• _REQUIRED WORK_:
From the records below, pull out every line that contains the string "channel" and copy each one unchanged. Case counts.

--------------------------------------------------

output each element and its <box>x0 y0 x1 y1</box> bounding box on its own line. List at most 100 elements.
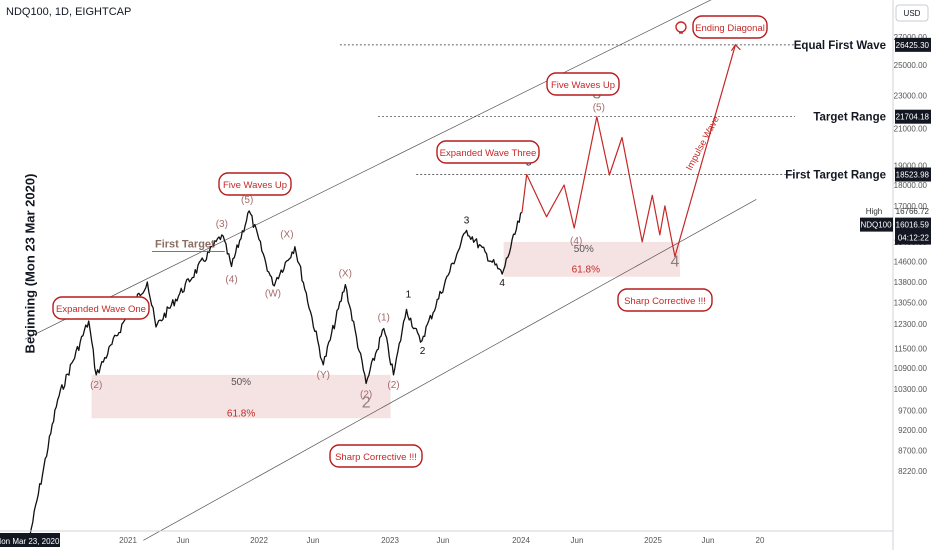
currency-badge: USD <box>895 4 929 22</box>
wave-label: 3 <box>464 215 470 226</box>
last-price-box <box>895 217 931 232</box>
price-tick-label: 17000.00 <box>894 202 928 211</box>
price-tick-label: 27000.00 <box>894 33 928 42</box>
time-tick-label: 20 <box>756 536 765 545</box>
callout-text: Five Waves Up <box>223 180 287 191</box>
first-target-label: First Target <box>155 239 215 251</box>
callout-box: Expanded Wave One <box>52 296 150 320</box>
callout-text: Expanded Wave One <box>56 304 146 315</box>
wave-label: (2) <box>360 389 372 400</box>
wave-label: 2 <box>420 346 426 357</box>
impulse-wave-label: Impulse Wave <box>684 114 722 172</box>
price-tick-label: 21000.00 <box>894 125 928 134</box>
callout-border <box>546 72 620 96</box>
currency-box <box>895 4 929 22</box>
zone-label-618: 61.8% <box>572 265 600 276</box>
callout-text: Ending Diagonal <box>695 23 765 34</box>
price-tick-label: 10900.00 <box>894 364 928 373</box>
price-tick-label: 23000.00 <box>894 92 928 101</box>
price-tag-label: 18523.98 <box>896 171 930 180</box>
wave-label: (2) <box>387 380 399 391</box>
price-tick-label: 11500.00 <box>894 345 927 354</box>
high-label: High <box>866 207 882 216</box>
channel-lower-line <box>143 199 757 541</box>
time-tick-label: Jun <box>702 536 715 545</box>
time-tick-label: 2025 <box>644 536 662 545</box>
price-tick-label: 13050.00 <box>894 298 928 307</box>
lightbulb-icon <box>675 21 687 33</box>
retracement-zone <box>91 374 391 419</box>
price-tick-label: 14600.00 <box>894 257 928 266</box>
level-label: Equal First Wave <box>794 40 886 52</box>
wave-label: (5) <box>241 195 253 206</box>
zone-label-618: 61.8% <box>227 408 255 419</box>
callout-box: Five Waves Up <box>218 172 292 196</box>
time-tick-label: 2024 <box>512 536 530 545</box>
wave-label: (3) <box>216 219 228 230</box>
price-tick-label: 9200.00 <box>898 426 927 435</box>
channel-upper-line <box>24 0 712 340</box>
high-value: 16766.72 <box>896 207 930 216</box>
wave-label: (4) <box>570 236 582 247</box>
impulse-arrowhead <box>730 43 741 52</box>
callout-text: Sharp Corrective !!! <box>624 296 706 307</box>
wave-label: 4 <box>670 253 679 270</box>
countdown-label: 04:12:22 <box>898 234 930 243</box>
price-tick-label: 9700.00 <box>898 407 927 416</box>
time-tick-label: 2021 <box>119 536 137 545</box>
symbol-title[interactable]: NDQ100, 1D, EIGHTCAP <box>6 6 132 18</box>
time-cursor-box <box>0 533 60 547</box>
wave-label: 2 <box>362 394 371 411</box>
price-tag-box <box>895 37 931 52</box>
wave-label: (X) <box>339 269 352 280</box>
wave-label: 1 <box>406 289 412 300</box>
callout-box: Sharp Corrective !!! <box>617 288 713 312</box>
time-tick-label: Jun <box>437 536 450 545</box>
symbol-tag-box <box>860 217 893 232</box>
wave-label: (4) <box>225 274 237 285</box>
wave-label: (W) <box>265 289 281 300</box>
wave-label: (1) <box>378 312 390 323</box>
projection-series-line <box>521 44 736 258</box>
time-tick-label: 2023 <box>381 536 399 545</box>
wave-label: (5) <box>593 103 605 114</box>
countdown-box <box>895 230 931 245</box>
price-tick-label: 8700.00 <box>898 446 927 455</box>
callout-box: Expanded Wave Three <box>436 140 540 164</box>
callout-text: Expanded Wave Three <box>440 148 537 159</box>
price-tick-label: 8220.00 <box>898 467 927 476</box>
price-tag-label: 26425.30 <box>896 41 930 50</box>
price-axis-bg <box>893 0 932 550</box>
callout-border <box>692 15 768 39</box>
callout-border <box>617 288 713 312</box>
time-tick-label: Jun <box>177 536 190 545</box>
price-tag-box <box>895 167 931 182</box>
time-cursor-label: Mon Mar 23, 2020 <box>0 537 60 546</box>
last-price-label: 16016.59 <box>896 221 930 230</box>
symbol-tag-label: NDQ100 <box>860 221 892 230</box>
zone-label-50: 50% <box>574 244 594 255</box>
price-tick-label: 12300.00 <box>894 320 928 329</box>
retracement-zone <box>503 241 680 277</box>
price-tick-label: 10300.00 <box>894 385 928 394</box>
price-tag-box <box>895 109 931 124</box>
currency-label: USD <box>904 9 921 18</box>
time-tick-label: 2022 <box>250 536 268 545</box>
wave-label: (Y) <box>317 370 330 381</box>
price-tick-label: 18000.00 <box>894 181 928 190</box>
level-label: First Target Range <box>785 170 886 182</box>
wave-label: (X) <box>280 230 293 241</box>
side-title: Beginning (Mon 23 Mar 2020) <box>22 173 38 354</box>
time-tick-label: Jun <box>307 536 320 545</box>
time-tick-label: Jun <box>571 536 584 545</box>
wave-label: 4 <box>499 278 505 289</box>
callout-border <box>52 296 150 320</box>
level-label: Target Range <box>813 112 886 124</box>
price-tick-label: 25000.00 <box>894 61 928 70</box>
callout-box: Sharp Corrective !!! <box>329 444 423 468</box>
callout-box: Five Waves Up <box>546 72 620 96</box>
price-tick-label: 13800.00 <box>894 278 928 287</box>
wave-label: (2) <box>90 380 102 391</box>
callout-border <box>218 172 292 196</box>
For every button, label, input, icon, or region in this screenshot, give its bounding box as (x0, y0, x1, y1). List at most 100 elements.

--------------------------------------------------

• _OUTPUT FOR THIS TASK_:
channel-lower-line <box>143 199 757 541</box>
channel-upper-line <box>24 0 712 340</box>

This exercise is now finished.